Information given:
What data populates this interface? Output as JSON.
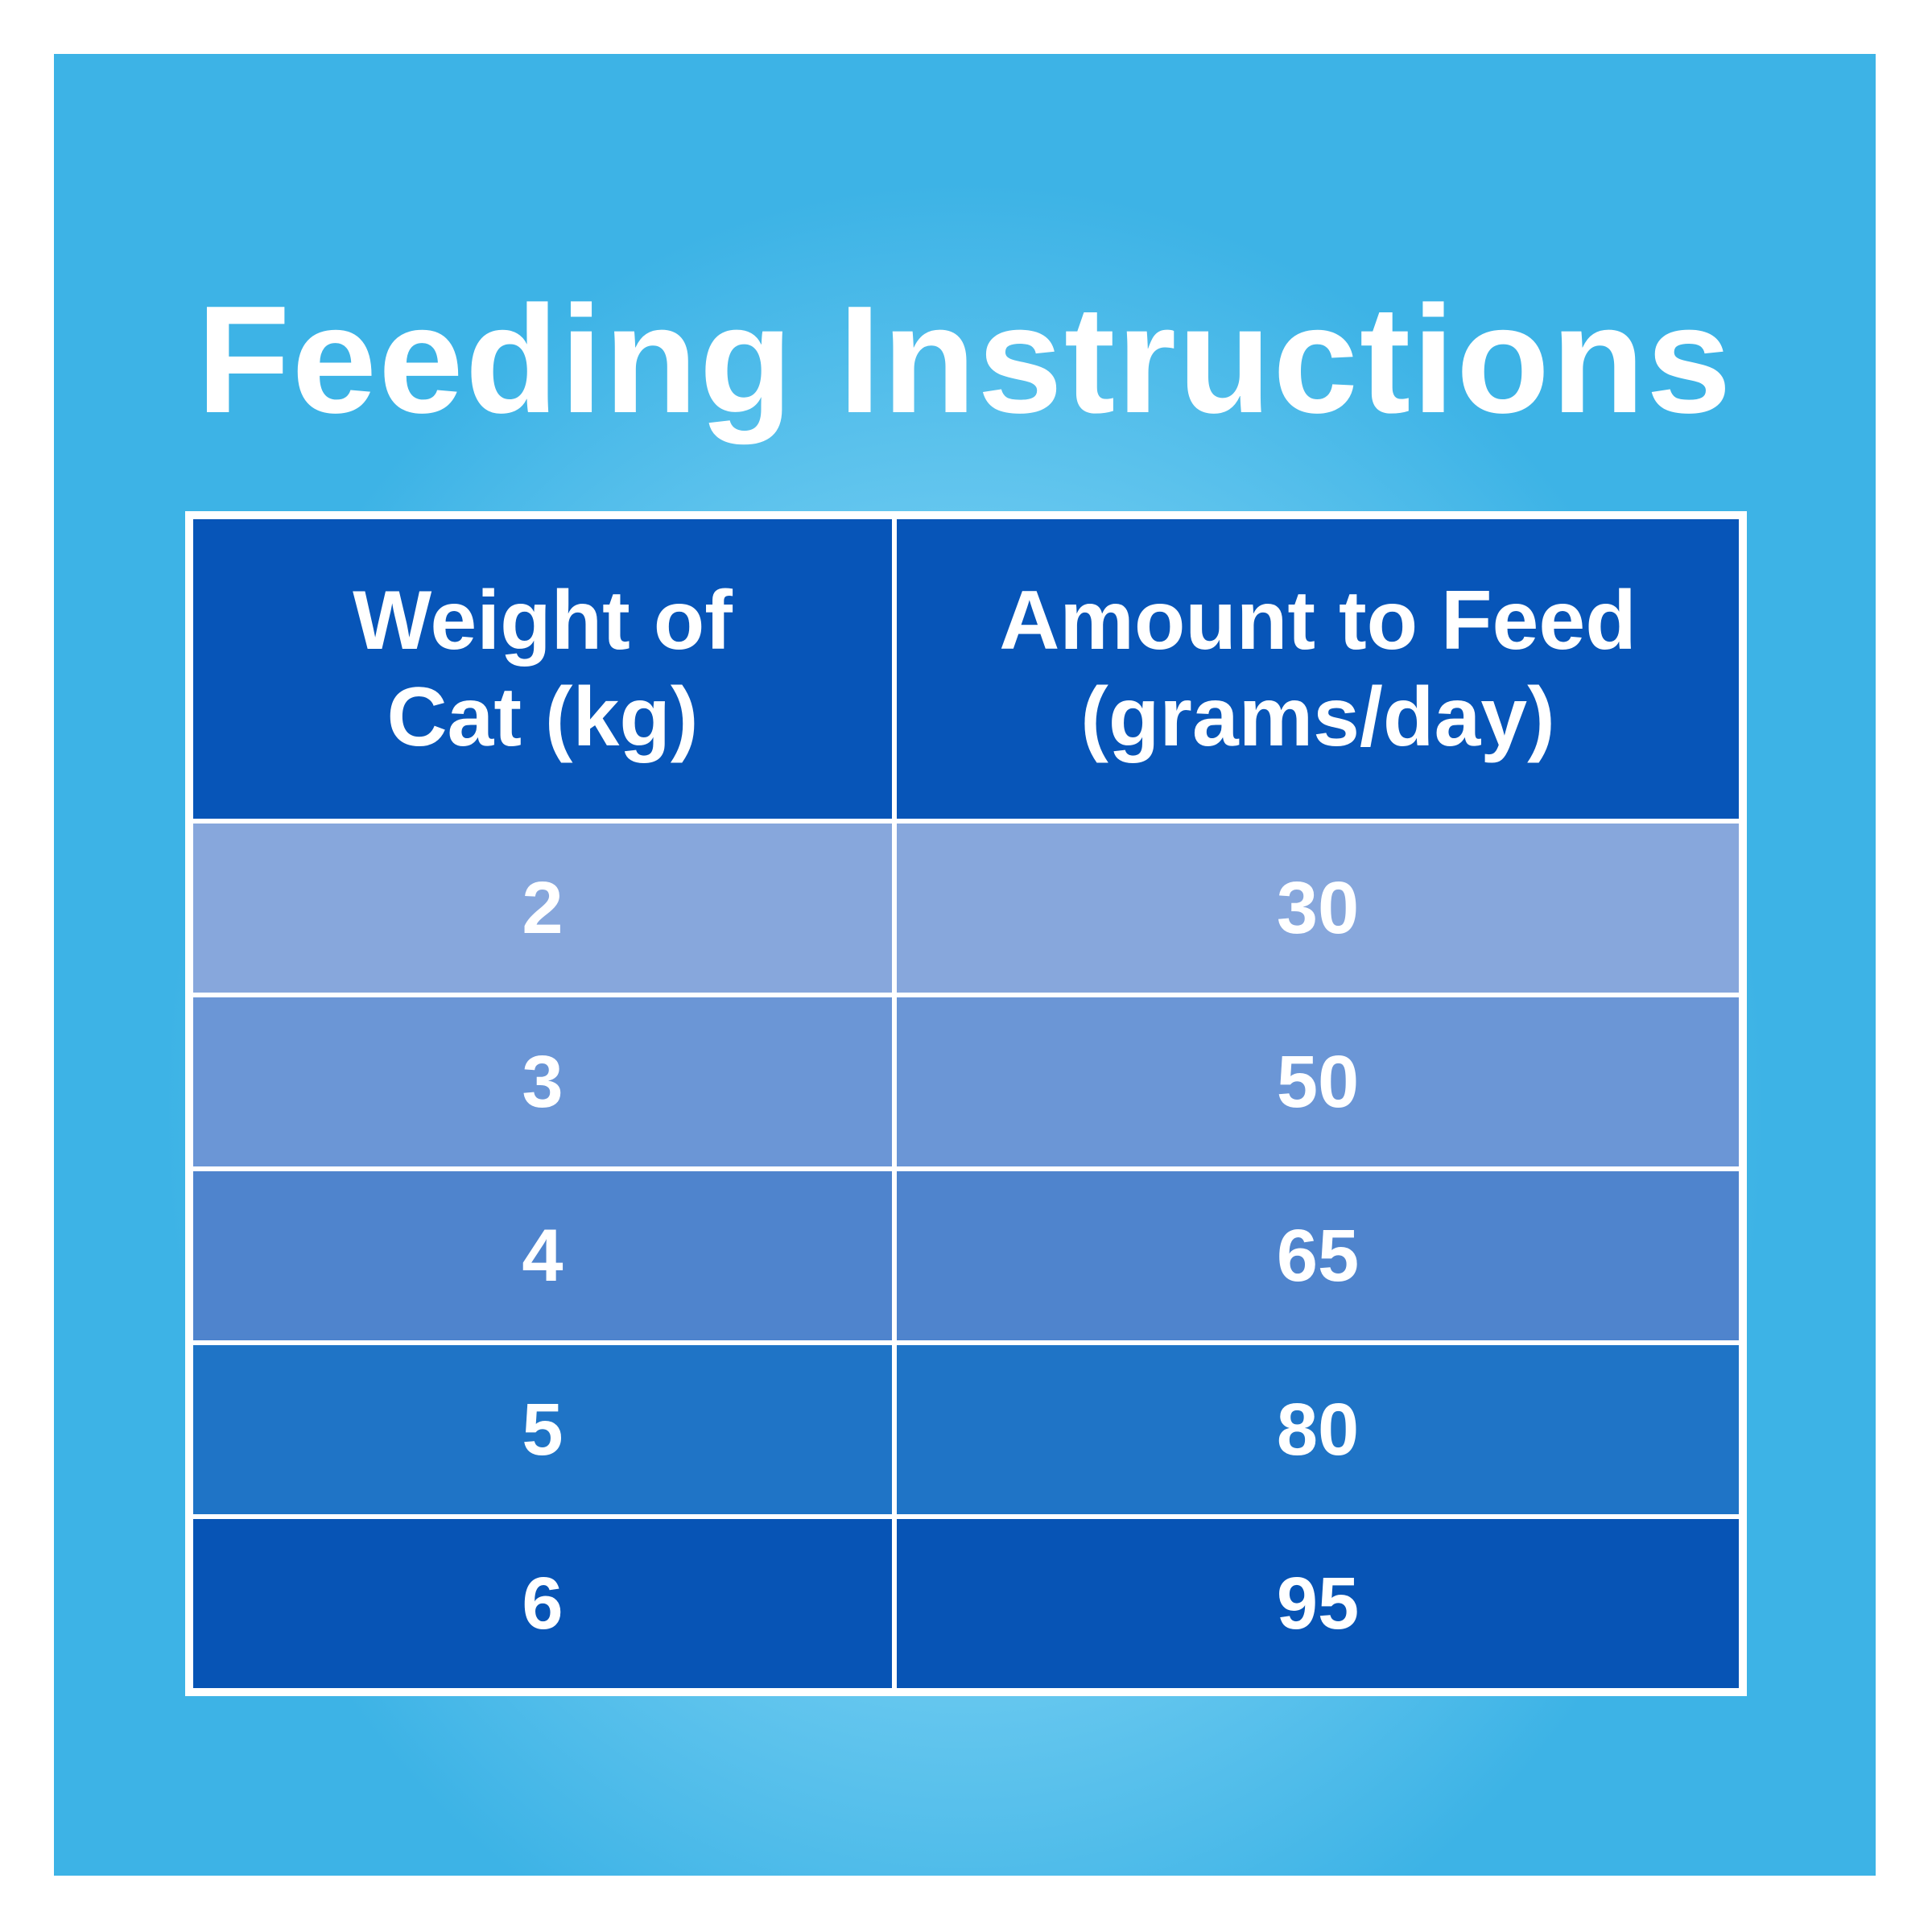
{
  "header": {
    "title": "Feeding Instructions"
  },
  "table": {
    "columns": [
      [
        "Weight of",
        "Cat (kg)"
      ],
      [
        "Amount to Feed",
        "(grams/day)"
      ]
    ],
    "rows": [
      [
        "2",
        "30"
      ],
      [
        "3",
        "50"
      ],
      [
        "4",
        "65"
      ],
      [
        "5",
        "80"
      ],
      [
        "6",
        "95"
      ]
    ]
  }
}
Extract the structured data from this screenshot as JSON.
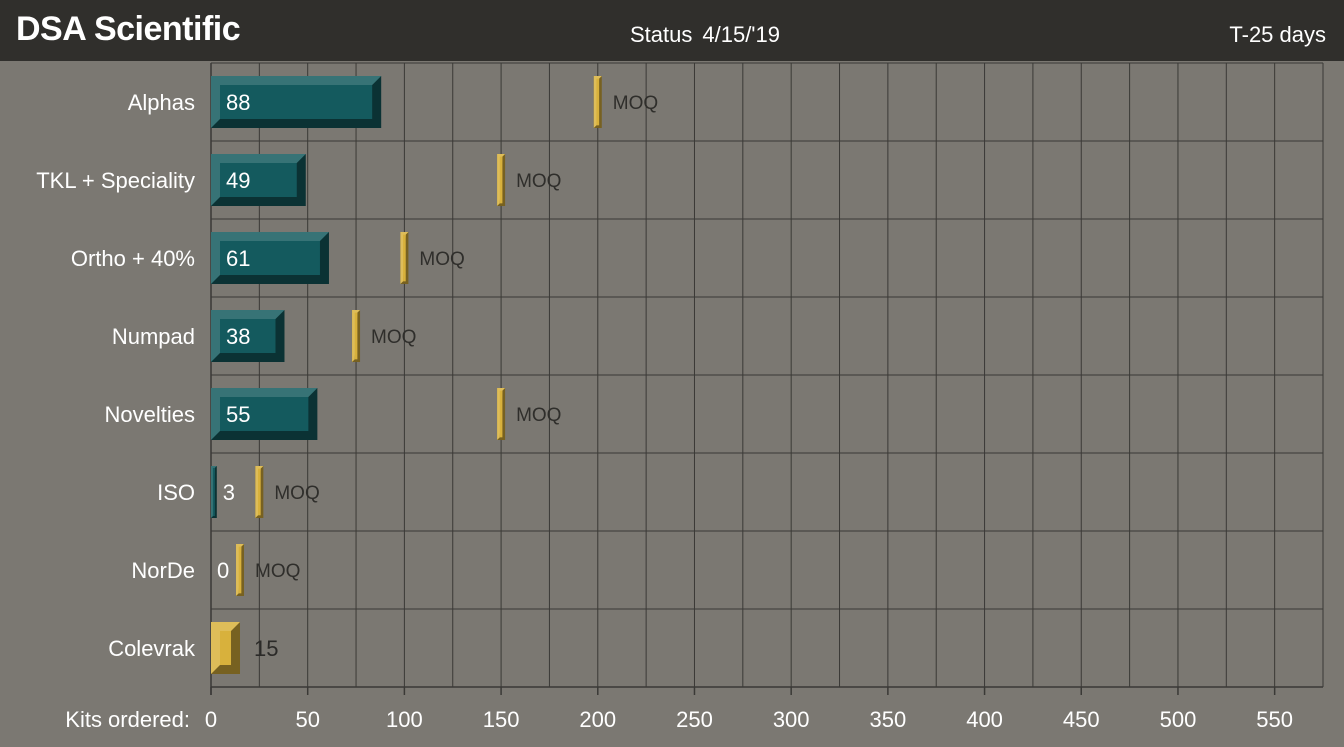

Your objective: Transcribe each line above verbatim, with the pictures left out.

Problem solution:
What data populates this interface? Output as JSON.
{
  "header": {
    "title": "Feeding Instructions"
  },
  "table": {
    "columns": [
      [
        "Weight of",
        "Cat (kg)"
      ],
      [
        "Amount to Feed",
        "(grams/day)"
      ]
    ],
    "rows": [
      [
        "2",
        "30"
      ],
      [
        "3",
        "50"
      ],
      [
        "4",
        "65"
      ],
      [
        "5",
        "80"
      ],
      [
        "6",
        "95"
      ]
    ]
  }
}
Extract the structured data from this screenshot as JSON.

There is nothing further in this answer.